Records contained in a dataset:

* * * * * * *

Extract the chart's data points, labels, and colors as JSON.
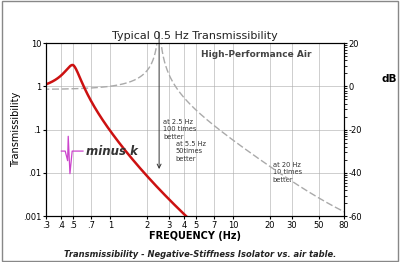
{
  "title": "Typical 0.5 Hz Transmissibility",
  "xlabel": "FREQUENCY (Hz)",
  "ylabel": "Transmissibility",
  "ylabel_right": "dB",
  "caption": "Transmissibility - Negative-Stiffness Isolator vs. air table.",
  "bg_color": "#ffffff",
  "plot_bg": "#ffffff",
  "ylim_log": [
    0.001,
    10
  ],
  "xlim_log": [
    0.3,
    80
  ],
  "minus_k_color": "#cc1111",
  "air_color": "#bbbbbb",
  "xticks_pos": [
    0.3,
    0.4,
    0.5,
    0.7,
    1,
    2,
    3,
    4,
    5,
    7,
    10,
    20,
    30,
    50,
    80
  ],
  "xticks_lab": [
    ".3",
    ".4",
    ".5",
    ".7",
    "1",
    "2",
    "3",
    "4",
    "5",
    "7",
    "10",
    "20",
    "30",
    "50",
    "80"
  ],
  "yticks_pos": [
    0.001,
    0.01,
    0.1,
    1,
    10
  ],
  "yticks_lab": [
    ".001",
    ".01",
    ".1",
    "1",
    "10"
  ],
  "db_ticks": [
    20,
    0,
    -20,
    -40,
    -60
  ]
}
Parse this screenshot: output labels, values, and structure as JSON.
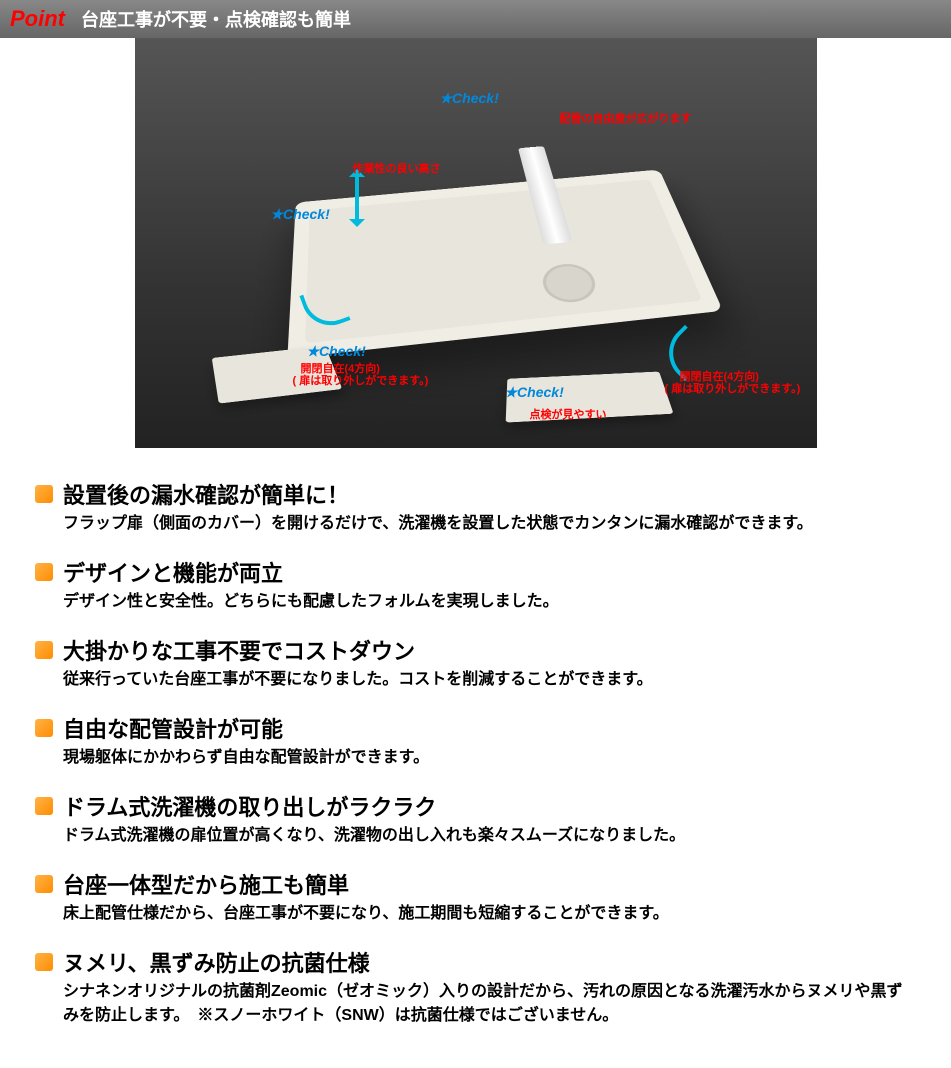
{
  "header": {
    "point_label": "Point",
    "title": "台座工事が不要・点検確認も簡単"
  },
  "diagram": {
    "check_label": "★Check!",
    "checks": [
      {
        "pos": "check-1"
      },
      {
        "pos": "check-2"
      },
      {
        "pos": "check-3"
      },
      {
        "pos": "check-4"
      }
    ],
    "notes": {
      "pipe_freedom": "配管の自由度が広がります",
      "good_height": "作業性の良い高さ",
      "open_close_4way_a": "開閉自在(4方向)",
      "open_close_4way_b": "( 扉は取り外しができます。)",
      "easy_inspection": "点検が見やすい",
      "open_close_right_a": "開閉自在(4方向)",
      "open_close_right_b": "( 扉は取り外しができます。)"
    },
    "colors": {
      "background_gradient_top": "#555555",
      "background_gradient_bottom": "#222222",
      "product_body": "#f0ede5",
      "check_text": "#0088dd",
      "note_text": "#ff0000",
      "arrow_color": "#00bbdd"
    }
  },
  "features": [
    {
      "title": "設置後の漏水確認が簡単に！",
      "desc": "フラップ扉（側面のカバー）を開けるだけで、洗濯機を設置した状態でカンタンに漏水確認ができます。"
    },
    {
      "title": "デザインと機能が両立",
      "desc": "デザイン性と安全性。どちらにも配慮したフォルムを実現しました。"
    },
    {
      "title": "大掛かりな工事不要でコストダウン",
      "desc": "従来行っていた台座工事が不要になりました。コストを削減することができます。"
    },
    {
      "title": "自由な配管設計が可能",
      "desc": "現場躯体にかかわらず自由な配管設計ができます。"
    },
    {
      "title": "ドラム式洗濯機の取り出しがラクラク",
      "desc": "ドラム式洗濯機の扉位置が高くなり、洗濯物の出し入れも楽々スムーズになりました。"
    },
    {
      "title": "台座一体型だから施工も簡単",
      "desc": "床上配管仕様だから、台座工事が不要になり、施工期間も短縮することができます。"
    },
    {
      "title": "ヌメリ、黒ずみ防止の抗菌仕様",
      "desc": "シナネンオリジナルの抗菌剤Zeomic（ゼオミック）入りの設計だから、汚れの原因となる洗濯汚水からヌメリや黒ずみを防止します。　※スノーホワイト（SNW）は抗菌仕様ではございません。"
    }
  ],
  "styling": {
    "header_bg_gradient": [
      "#888888",
      "#666666"
    ],
    "point_color": "#ff0000",
    "header_title_color": "#ffffff",
    "bullet_gradient": [
      "#ffb347",
      "#ff8c00"
    ],
    "feature_title_fontsize": 22,
    "feature_desc_fontsize": 16,
    "text_color": "#000000"
  }
}
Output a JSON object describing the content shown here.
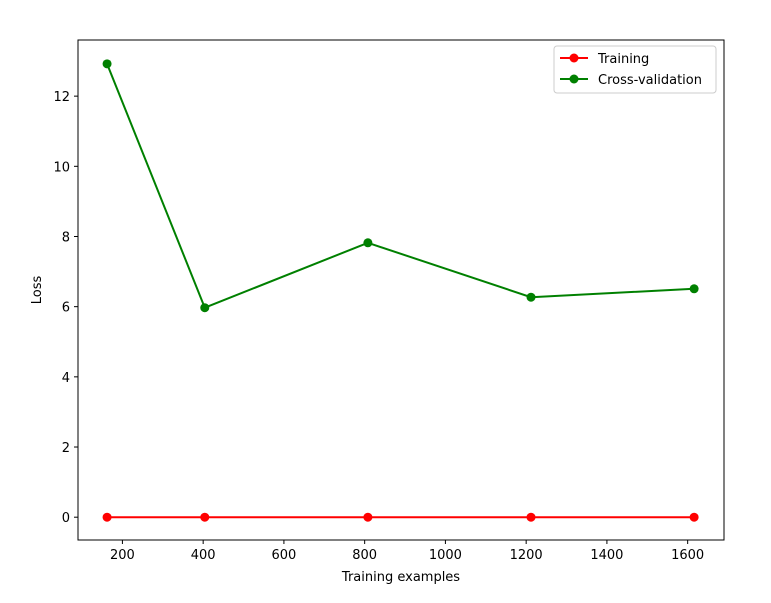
{
  "chart_data": {
    "type": "line",
    "xlabel": "Training examples",
    "ylabel": "Loss",
    "xlim": [
      90,
      1690
    ],
    "ylim": [
      -0.65,
      13.6
    ],
    "xticks": [
      200,
      400,
      600,
      800,
      1000,
      1200,
      1400,
      1600
    ],
    "yticks": [
      0,
      2,
      4,
      6,
      8,
      10,
      12
    ],
    "grid": false,
    "legend_position": "top-right",
    "series": [
      {
        "name": "Training",
        "color": "#ff0000",
        "marker": "circle",
        "x": [
          162,
          404,
          808,
          1212,
          1616
        ],
        "y": [
          0.0,
          0.0,
          0.0,
          0.0,
          0.0
        ]
      },
      {
        "name": "Cross-validation",
        "color": "#008000",
        "marker": "circle",
        "x": [
          162,
          404,
          808,
          1212,
          1616
        ],
        "y": [
          12.92,
          5.97,
          7.82,
          6.27,
          6.51
        ]
      }
    ]
  }
}
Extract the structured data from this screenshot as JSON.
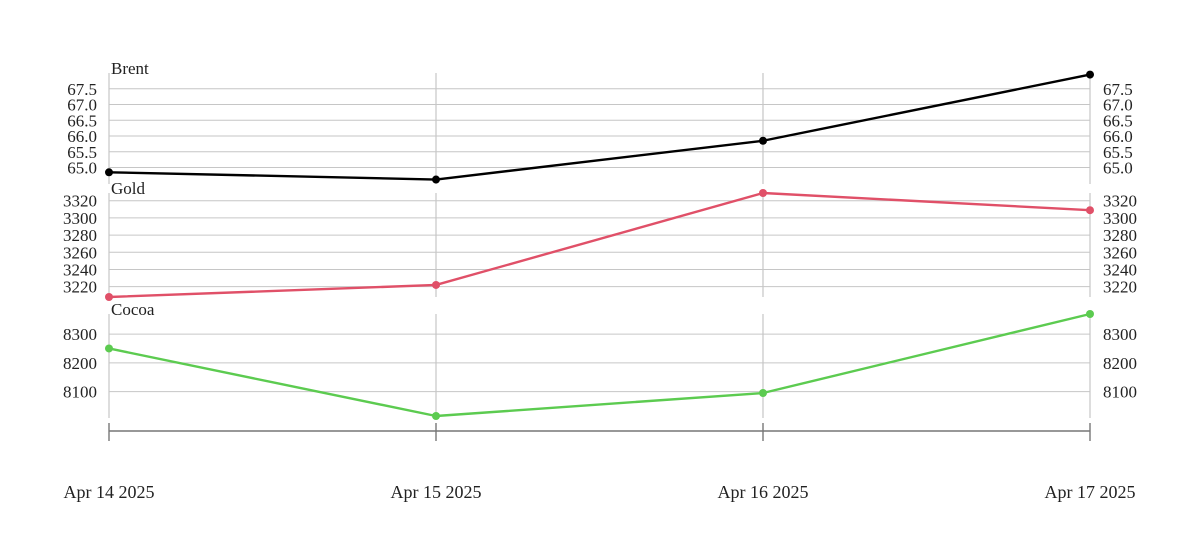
{
  "chart_data": {
    "type": "line",
    "x": [
      "Apr 14 2025",
      "Apr 15 2025",
      "Apr 16 2025",
      "Apr 17 2025"
    ],
    "panels": [
      {
        "name": "Brent",
        "color": "#000000",
        "values": [
          64.85,
          64.62,
          65.85,
          67.95
        ],
        "ylim": [
          64.7,
          68.0
        ],
        "ticks": [
          "65.0",
          "65.5",
          "66.0",
          "66.5",
          "67.0",
          "67.5"
        ]
      },
      {
        "name": "Gold",
        "color": "#e05068",
        "values": [
          3208,
          3222,
          3329,
          3309
        ],
        "ylim": [
          3208,
          3329
        ],
        "ticks": [
          "3220",
          "3240",
          "3260",
          "3280",
          "3300",
          "3320"
        ]
      },
      {
        "name": "Cocoa",
        "color": "#5ccb50",
        "values": [
          8250,
          8015,
          8095,
          8370
        ],
        "ylim": [
          8015,
          8370
        ],
        "ticks": [
          "8100",
          "8200",
          "8300"
        ]
      }
    ],
    "grid": true,
    "legend": "none"
  }
}
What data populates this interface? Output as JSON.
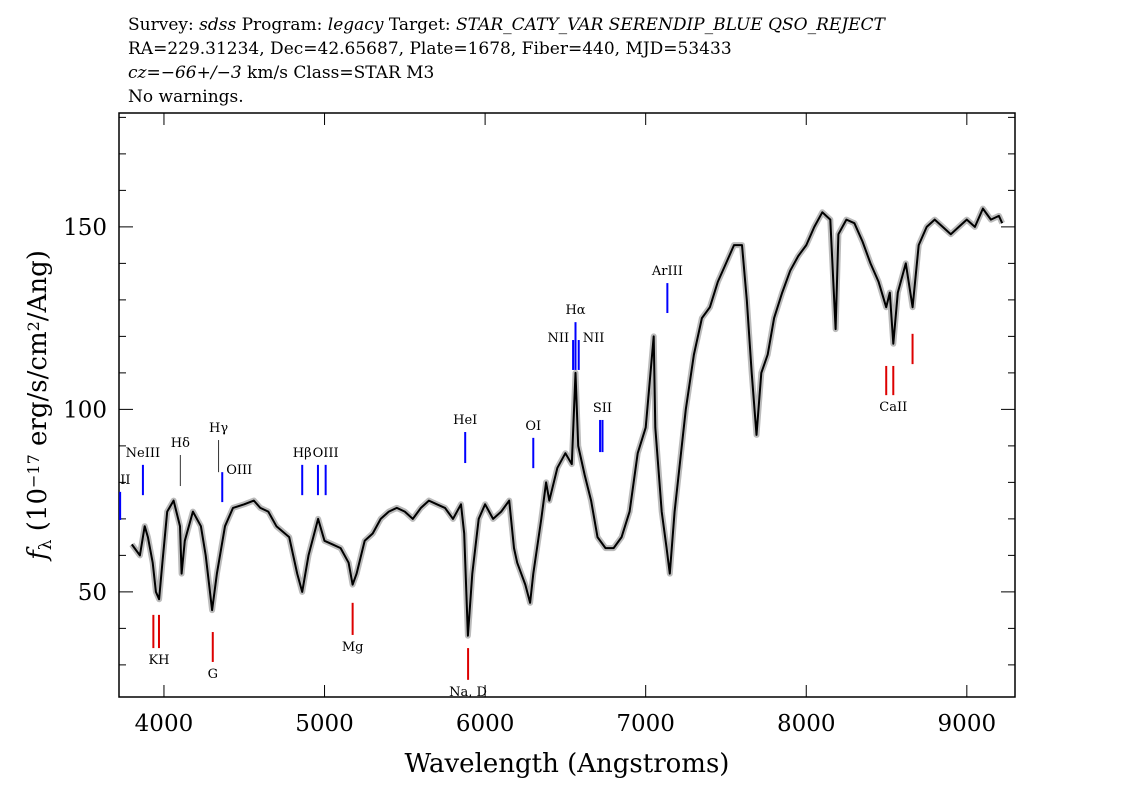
{
  "header": {
    "lines": [
      [
        {
          "text": "Survey: ",
          "italic": false
        },
        {
          "text": "sdss",
          "italic": true
        },
        {
          "text": " Program: ",
          "italic": false
        },
        {
          "text": "legacy",
          "italic": true
        },
        {
          "text": " Target: ",
          "italic": false
        },
        {
          "text": "STAR_CATY_VAR SERENDIP_BLUE QSO_REJECT",
          "italic": true
        }
      ],
      [
        {
          "text": "RA=229.31234, Dec=42.65687, Plate=1678, Fiber=440, MJD=53433",
          "italic": false
        }
      ],
      [
        {
          "text": "cz=",
          "italic": true
        },
        {
          "text": "−66+/−3",
          "italic": true
        },
        {
          "text": " km/s Class=STAR M3",
          "italic": false
        }
      ],
      [
        {
          "text": "No warnings.",
          "italic": false
        }
      ]
    ]
  },
  "chart_data": {
    "type": "line",
    "x_label": "Wavelength (Angstroms)",
    "y_label": [
      {
        "text": "f",
        "style": "italic"
      },
      {
        "text": "λ",
        "style": "sub"
      },
      {
        "text": " (10",
        "style": "normal"
      },
      {
        "text": "−17",
        "style": "sup"
      },
      {
        "text": " erg/s/cm",
        "style": "normal"
      },
      {
        "text": "2",
        "style": "sup"
      },
      {
        "text": "/Ang)",
        "style": "normal"
      }
    ],
    "xlim": [
      3720,
      9300
    ],
    "ylim": [
      21.2,
      181.2
    ],
    "xticks": [
      4000,
      5000,
      6000,
      7000,
      8000,
      9000
    ],
    "yticks": [
      50,
      100,
      150
    ],
    "yminorticks": [
      30,
      40,
      60,
      70,
      80,
      90,
      110,
      120,
      130,
      140,
      160,
      170,
      180
    ],
    "series": [
      {
        "name": "spectrum",
        "color": "#000000",
        "error_color": "#bbbbbb",
        "x": [
          3800,
          3850,
          3880,
          3900,
          3930,
          3950,
          3970,
          3990,
          4020,
          4060,
          4100,
          4110,
          4130,
          4180,
          4230,
          4260,
          4300,
          4330,
          4380,
          4430,
          4500,
          4560,
          4600,
          4650,
          4700,
          4780,
          4830,
          4861,
          4900,
          4960,
          5000,
          5050,
          5100,
          5150,
          5175,
          5200,
          5250,
          5300,
          5350,
          5400,
          5450,
          5500,
          5550,
          5600,
          5650,
          5700,
          5750,
          5800,
          5850,
          5870,
          5893,
          5920,
          5960,
          6000,
          6050,
          6100,
          6150,
          6180,
          6200,
          6250,
          6280,
          6300,
          6350,
          6380,
          6400,
          6450,
          6500,
          6540,
          6563,
          6580,
          6620,
          6660,
          6700,
          6750,
          6800,
          6850,
          6900,
          6950,
          7000,
          7040,
          7050,
          7060,
          7100,
          7130,
          7150,
          7180,
          7220,
          7250,
          7300,
          7350,
          7400,
          7450,
          7500,
          7550,
          7600,
          7630,
          7660,
          7690,
          7720,
          7760,
          7800,
          7850,
          7900,
          7950,
          8000,
          8050,
          8100,
          8150,
          8183,
          8200,
          8250,
          8300,
          8350,
          8400,
          8450,
          8498,
          8520,
          8542,
          8570,
          8620,
          8662,
          8700,
          8750,
          8800,
          8850,
          8900,
          8950,
          9000,
          9050,
          9100,
          9150,
          9200,
          9220
        ],
        "values": [
          63,
          60,
          68,
          65,
          58,
          50,
          48,
          58,
          72,
          75,
          68,
          55,
          64,
          72,
          68,
          60,
          45,
          55,
          68,
          73,
          74,
          75,
          73,
          72,
          68,
          65,
          55,
          50,
          60,
          70,
          64,
          63,
          62,
          58,
          52,
          55,
          64,
          66,
          70,
          72,
          73,
          72,
          70,
          73,
          75,
          74,
          73,
          70,
          74,
          66,
          38,
          55,
          70,
          74,
          70,
          72,
          75,
          62,
          58,
          52,
          47,
          55,
          70,
          80,
          75,
          84,
          88,
          85,
          110,
          90,
          82,
          75,
          65,
          62,
          62,
          65,
          72,
          88,
          95,
          115,
          120,
          95,
          72,
          62,
          55,
          72,
          88,
          100,
          115,
          125,
          128,
          135,
          140,
          145,
          145,
          130,
          110,
          93,
          110,
          115,
          125,
          132,
          138,
          142,
          145,
          150,
          154,
          152,
          122,
          148,
          152,
          151,
          146,
          140,
          135,
          128,
          132,
          118,
          132,
          140,
          128,
          145,
          150,
          152,
          150,
          148,
          150,
          152,
          150,
          155,
          152,
          153,
          151
        ]
      }
    ],
    "lines": [
      {
        "label": "OII",
        "x": 3727,
        "y": [
          69.7,
          77.4
        ],
        "color": "#0000ff",
        "kind": "emission"
      },
      {
        "label": "NeIII",
        "x": 3869,
        "y": [
          76.5,
          84.8
        ],
        "color": "#0000ff",
        "kind": "emission"
      },
      {
        "label": "Hδ",
        "x": 4102,
        "y": [
          79.0,
          87.5
        ],
        "color": "#333333",
        "kind": "emission"
      },
      {
        "label": "Hγ",
        "x": 4340,
        "y": [
          82.8,
          91.6
        ],
        "color": "#333333",
        "kind": "emission"
      },
      {
        "label": "OIII",
        "x": 4363,
        "y": [
          74.6,
          82.8
        ],
        "color": "#0000ff",
        "kind": "emission",
        "align": "right"
      },
      {
        "label": "Hβ",
        "x": 4861,
        "y": [
          76.5,
          84.8
        ],
        "color": "#0000ff",
        "kind": "emission"
      },
      {
        "label": null,
        "x": 4959,
        "y": [
          76.5,
          84.8
        ],
        "color": "#0000ff",
        "kind": "emission"
      },
      {
        "label": "OIII",
        "x": 5007,
        "y": [
          76.5,
          84.8
        ],
        "color": "#0000ff",
        "kind": "emission"
      },
      {
        "label": "HeI",
        "x": 5876,
        "y": [
          85.3,
          93.8
        ],
        "color": "#0000ff",
        "kind": "emission"
      },
      {
        "label": "OI",
        "x": 6300,
        "y": [
          83.9,
          92.2
        ],
        "color": "#0000ff",
        "kind": "emission"
      },
      {
        "label": "NII",
        "x": 6548,
        "y": [
          110.8,
          119.0
        ],
        "color": "#0000ff",
        "kind": "emission",
        "align": "left"
      },
      {
        "label": "Hα",
        "x": 6563,
        "y": [
          110.8,
          123.9
        ],
        "color": "#0000ff",
        "kind": "emission"
      },
      {
        "label": "NII",
        "x": 6583,
        "y": [
          110.8,
          119.0
        ],
        "color": "#0000ff",
        "kind": "emission",
        "align": "right"
      },
      {
        "label": null,
        "x": 6716,
        "y": [
          88.3,
          97.1
        ],
        "color": "#0000ff",
        "kind": "emission"
      },
      {
        "label": "SII",
        "x": 6731,
        "y": [
          88.3,
          97.1
        ],
        "color": "#0000ff",
        "kind": "emission"
      },
      {
        "label": "ArIII",
        "x": 7135,
        "y": [
          126.4,
          134.6
        ],
        "color": "#0000ff",
        "kind": "emission"
      },
      {
        "label": null,
        "x": 3934,
        "y": [
          34.6,
          43.7
        ],
        "color": "#dd0000",
        "kind": "absorption"
      },
      {
        "label": "KH",
        "x": 3969,
        "y": [
          34.6,
          43.7
        ],
        "color": "#dd0000",
        "kind": "absorption"
      },
      {
        "label": "G",
        "x": 4304,
        "y": [
          30.8,
          39.0
        ],
        "color": "#dd0000",
        "kind": "absorption"
      },
      {
        "label": "Mg",
        "x": 5175,
        "y": [
          38.2,
          47.0
        ],
        "color": "#dd0000",
        "kind": "absorption"
      },
      {
        "label": "Na, D",
        "x": 5894,
        "y": [
          25.9,
          34.6
        ],
        "color": "#dd0000",
        "kind": "absorption"
      },
      {
        "label": null,
        "x": 8498,
        "y": [
          103.9,
          111.9
        ],
        "color": "#dd0000",
        "kind": "absorption"
      },
      {
        "label": "CaII",
        "x": 8542,
        "y": [
          103.9,
          111.9
        ],
        "color": "#dd0000",
        "kind": "absorption"
      },
      {
        "label": null,
        "x": 8662,
        "y": [
          112.4,
          120.7
        ],
        "color": "#dd0000",
        "kind": "absorption"
      }
    ]
  }
}
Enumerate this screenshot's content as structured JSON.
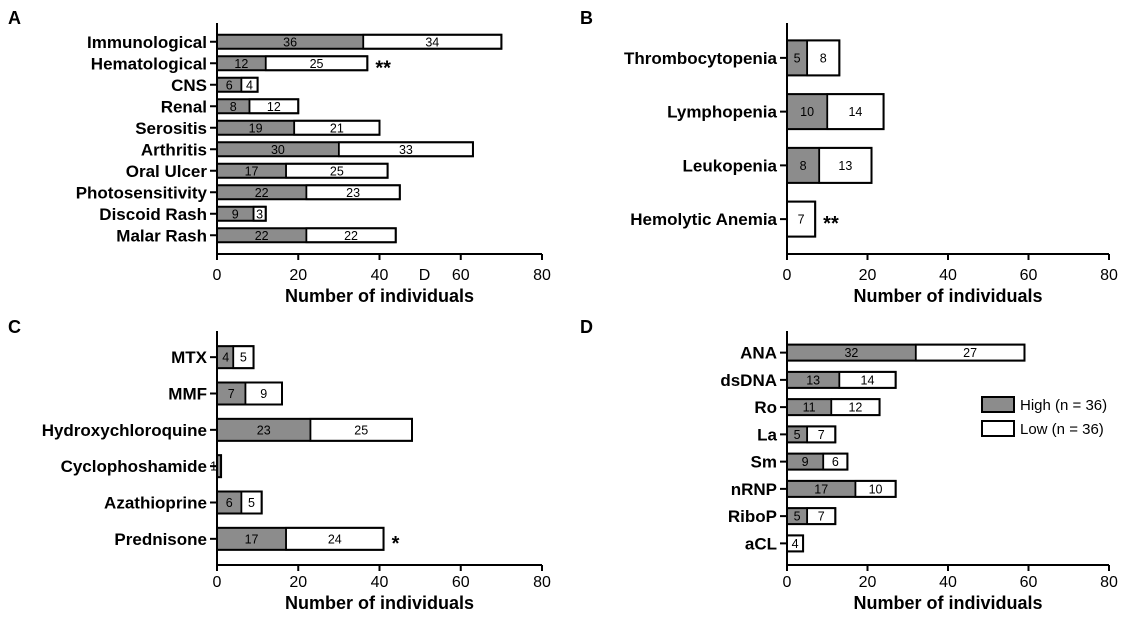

* * * * * * *

▸ **Directive**
Count every line above that holds the string "開閉自在" and give the total, nothing more.

▸ **Final answer**
2